• EXERCISE MATERIALS:
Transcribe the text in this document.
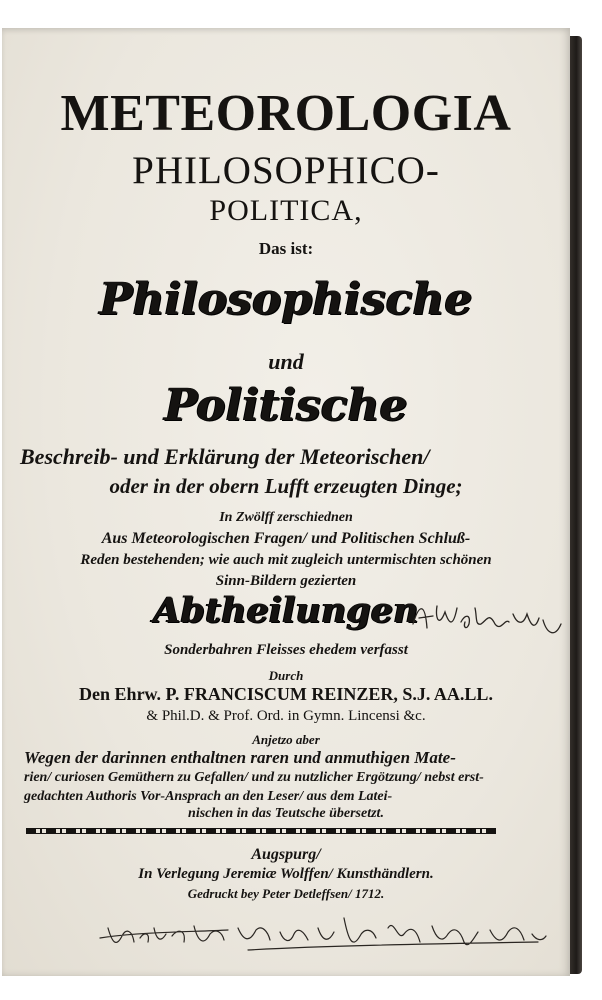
METEOROLOGIA
PHILOSOPHICO-
POLITICA,
Das ist:
Philosophische
und
Politische
Beschreib- und Erklärung der Meteorischen/
oder in der obern Lufft erzeugten Dinge;
In Zwölff zerschiednen
Aus Meteorologischen Fragen/ und Politischen Schluß-
Reden bestehenden; wie auch mit zugleich untermischten schönen
Sinn-Bildern gezierten
Abtheilungen
Sonderbahren Fleisses ehedem verfasst
Durch
Den Ehrw. P. FRANCISCUM REINZER, S.J. AA.LL.
& Phil.D. & Prof. Ord. in Gymn. Lincensi &c.
Anjetzo aber
Wegen der darinnen enthaltnen raren und anmuthigen Mate-
rien/ curiosen Gemüthern zu Gefallen/ und zu nutzlicher Ergötzung/ nebst erst-
gedachten Authoris Vor-Ansprach an den Leser/ aus dem Latei-
nischen in das Teutsche übersetzt.
Augspurg/
In Verlegung Jeremiæ Wolffen/ Kunsthändlern.
Gedruckt bey Peter Detleffsen/ 1712.
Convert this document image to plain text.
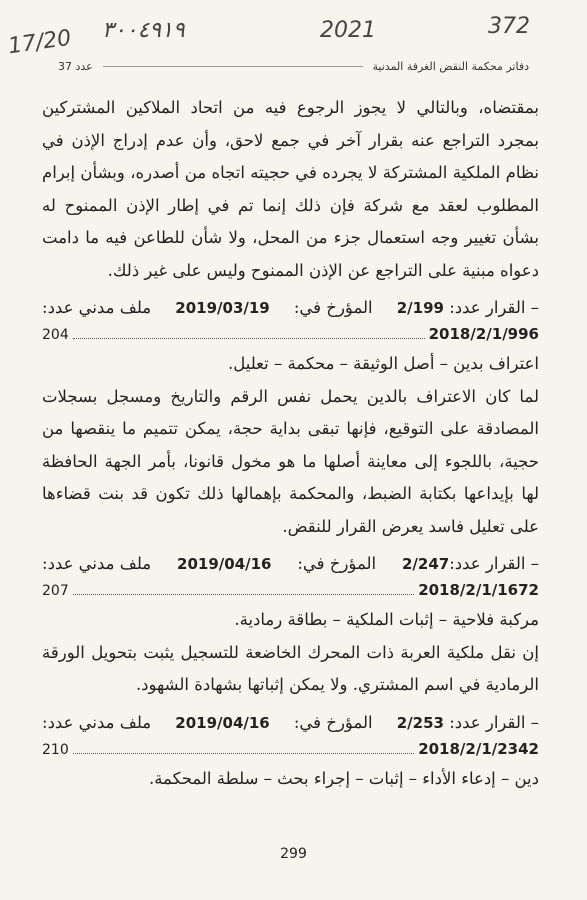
17/20 ٣٠٠٤٩١٩	2021	372
دفاتر محكمة النقض الغرفة المدنية
عدد 37

بمقتضاه، وبالتالي لا يجوز الرجوع فيه من اتحاد الملاكين المشتركين بمجرد التراجع عنه بقرار آخر في جمع لاحق، وأن عدم إدراج الإذن في نظام الملكية المشتركة لا يجرده في حجيته اتجاه من أصدره، وبشأن إبرام المطلوب لعقد مع شركة فإن ذلك إنما تم في إطار الإذن الممنوح له بشأن تغيير وجه استعمال جزء من المحل، ولا شأن للطاعن فيه ما دامت دعواه مبنية على التراجع عن الإذن الممنوح وليس على غير ذلك.

– القرار عدد: 2/199
المؤرخ في:
2019/03/19
ملف مدني عدد:
2018/2/1/996
204

اعتراف بدين – أصل الوثيقة – محكمة – تعليل.

لما كان الاعتراف بالدين يحمل نفس الرقم والتاريخ ومسجل بسجلات المصادقة على التوقيع، فإنها تبقى بداية حجة، يمكن تتميم ما ينقصها من حجية، باللجوء إلى معاينة أصلها ما هو مخول قانونا، بأمر الجهة الحافظة لها بإيداعها بكتابة الضبط، والمحكمة بإهمالها ذلك تكون قد بنت قضاءها على تعليل فاسد يعرض القرار للنقض.

– القرار عدد:2/247
المؤرخ في:
2019/04/16
ملف مدني عدد:
2018/2/1/1672
207

مركبة فلاحية – إثبات الملكية – بطاقة رمادية.

إن نقل ملكية العربة ذات المحرك الخاضعة للتسجيل يثبت بتحويل الورقة الرمادية في اسم المشتري. ولا يمكن إثباتها بشهادة الشهود.

– القرار عدد: 2/253
المؤرخ في:
2019/04/16
ملف مدني عدد:
2018/2/1/2342
210

دين – إدعاء الأداء – إثبات – إجراء بحث – سلطة المحكمة.

299
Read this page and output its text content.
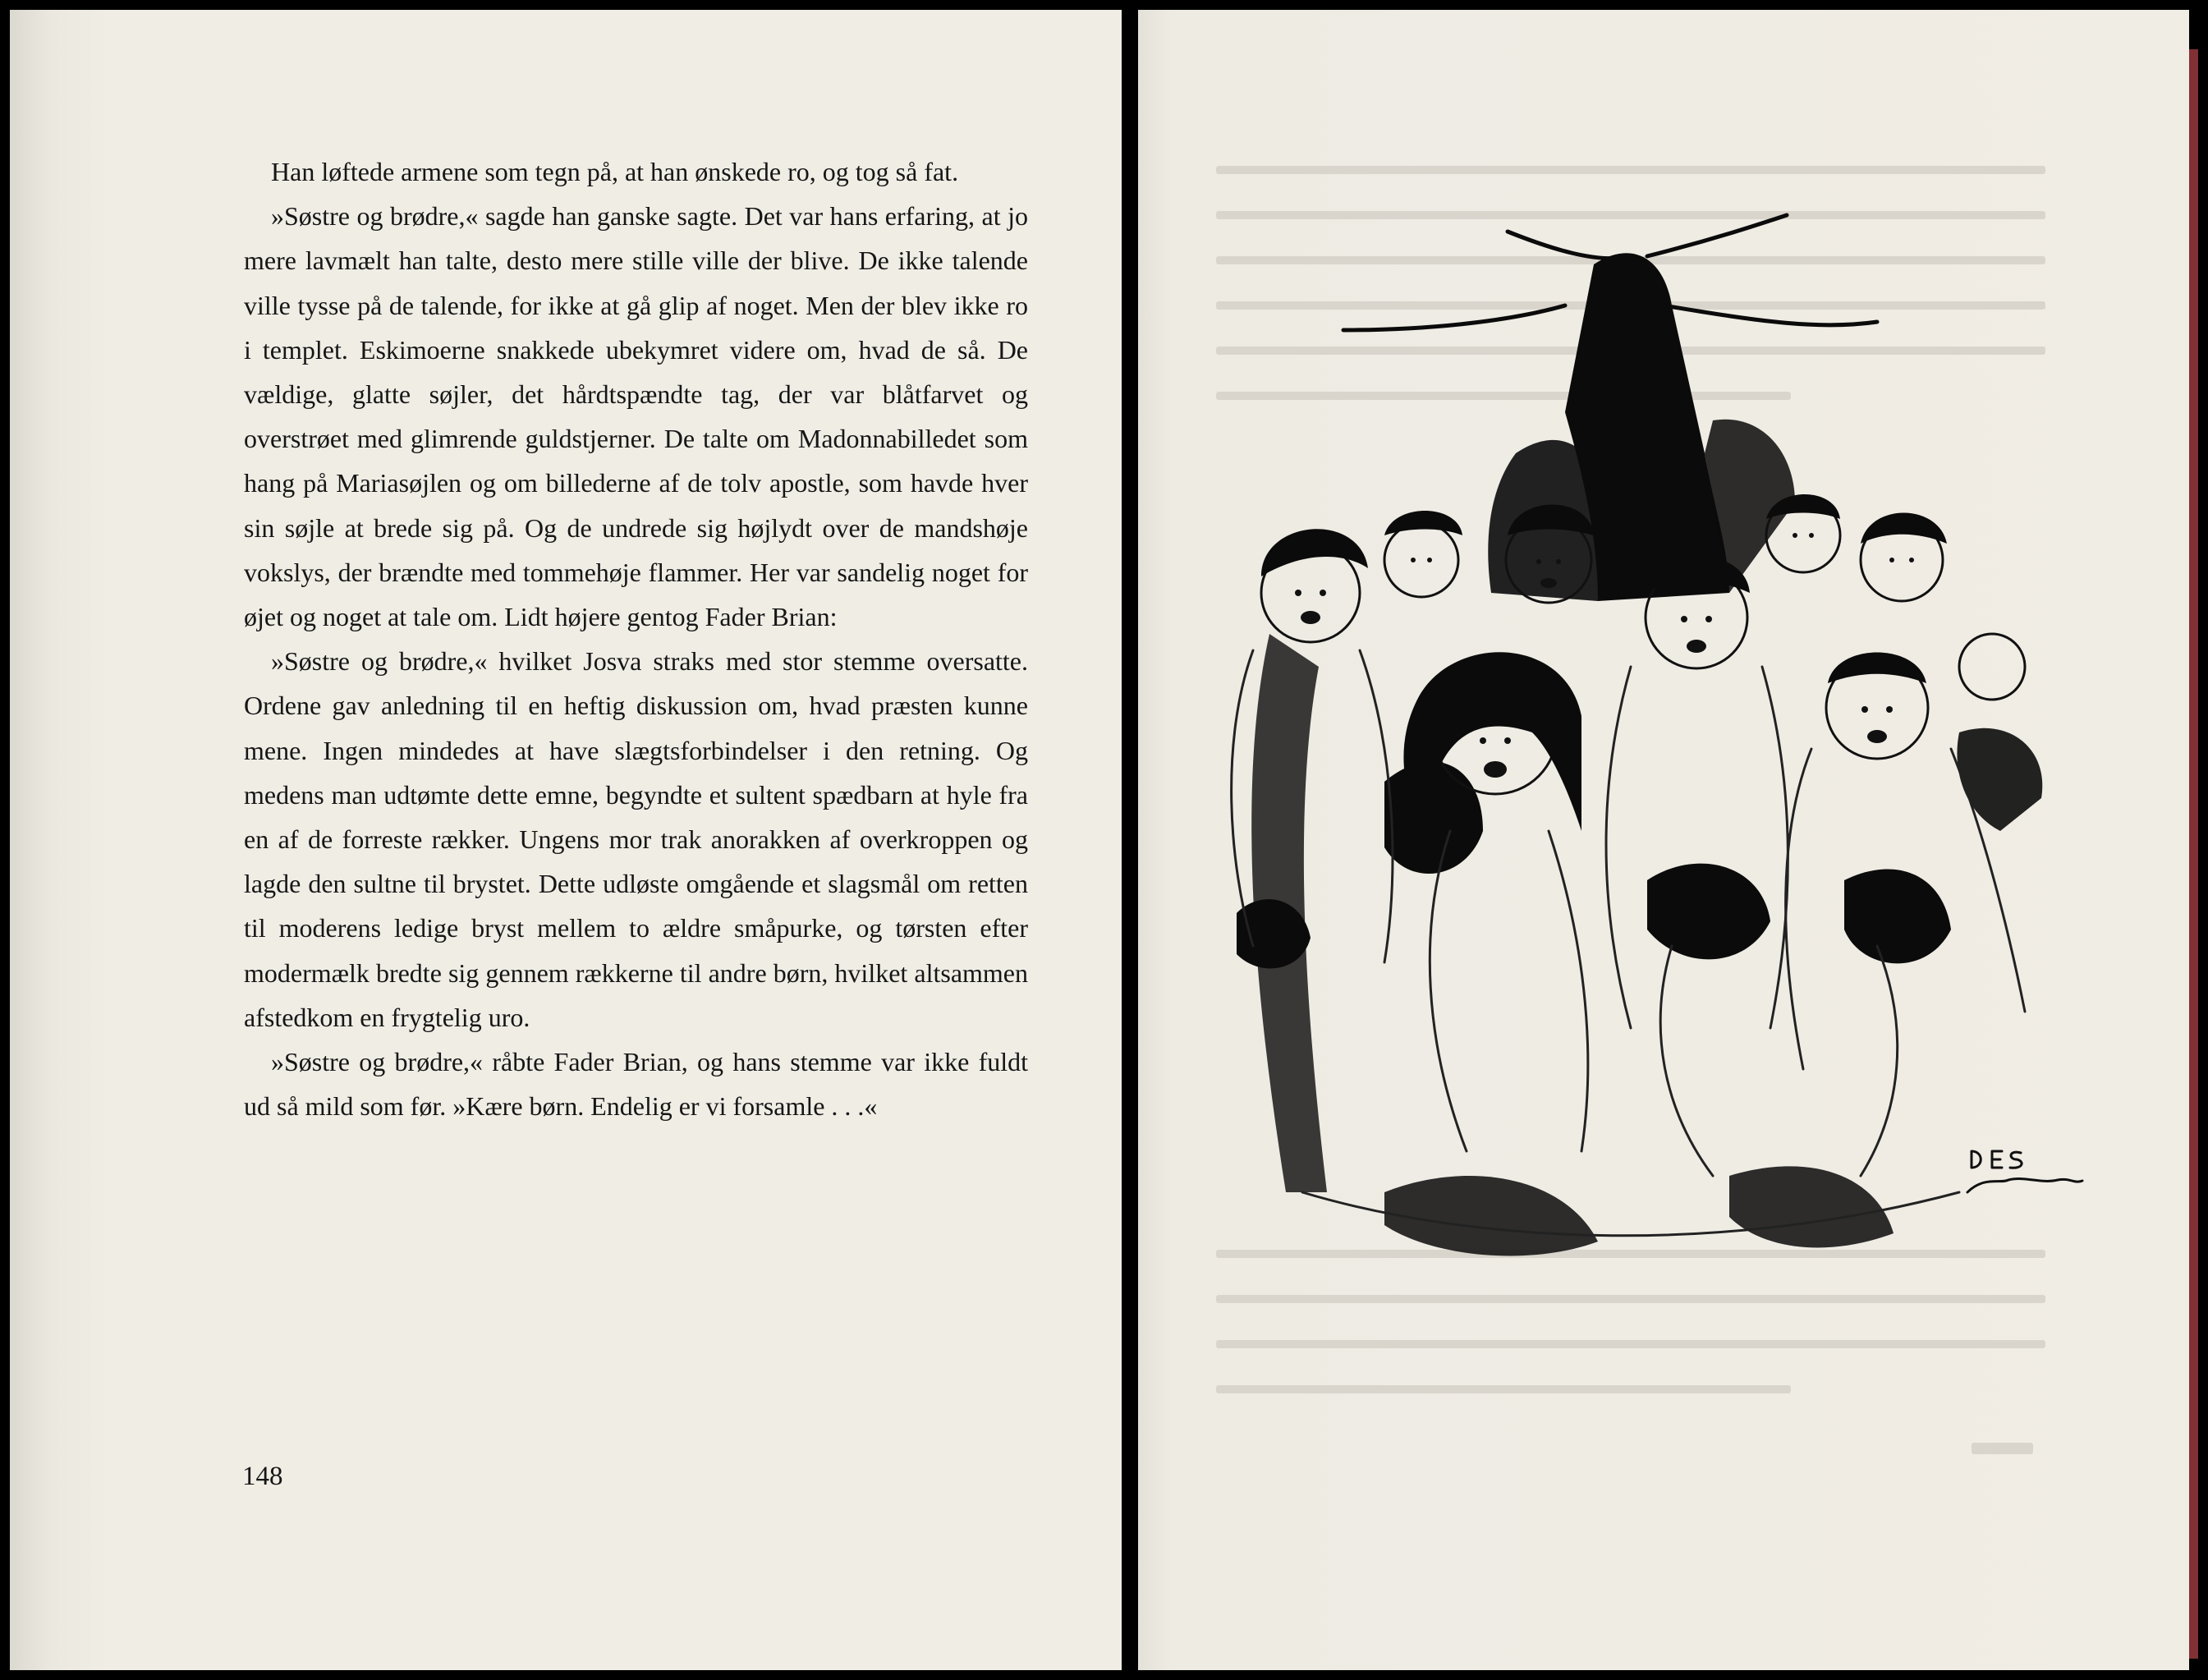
Han løftede armene som tegn på, at han ønskede ro, og tog så fat.

»Søstre og brødre,« sagde han ganske sagte. Det var hans erfaring, at jo mere lavmælt han talte, desto mere stille ville der blive. De ikke talende ville tysse på de talende, for ikke at gå glip af noget. Men der blev ikke ro i templet. Eskimoerne snakkede ubekymret videre om, hvad de så. De vældige, glatte søjler, det hårdtspændte tag, der var blåtfarvet og overstrøet med glimrende guldstjerner. De talte om Madonnabilledet som hang på Mariasøjlen og om billederne af de tolv apostle, som havde hver sin søjle at brede sig på. Og de undrede sig højlydt over de mandshøje vokslys, der brændte med tommehøje flammer. Her var sandelig noget for øjet og noget at tale om. Lidt højere gentog Fader Brian:

»Søstre og brødre,« hvilket Josva straks med stor stemme oversatte. Ordene gav anledning til en heftig diskussion om, hvad præsten kunne mene. Ingen mindedes at have slægtsforbindelser i den retning. Og medens man udtømte dette emne, begyndte et sultent spædbarn at hyle fra en af de forreste rækker. Ungens mor trak anorakken af overkroppen og lagde den sultne til brystet. Dette udløste omgående et slagsmål om retten til moderens ledige bryst mellem to ældre småpurke, og tørsten efter modermælk bredte sig gennem rækkerne til andre børn, hvilket altsammen afstedkom en frygtelig uro.

»Søstre og brødre,« råbte Fader Brian, og hans stemme var ikke fuldt ud så mild som før. »Kære børn. Endelig er vi forsamle . . .«

148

• PROBLEM REQUIREMENTS: Copy every line in the records above that contains the word "this".

• FINAL RESULT:
Transcribe the text in this document.
Convert this document image to plain text.
Read this page and output its text content.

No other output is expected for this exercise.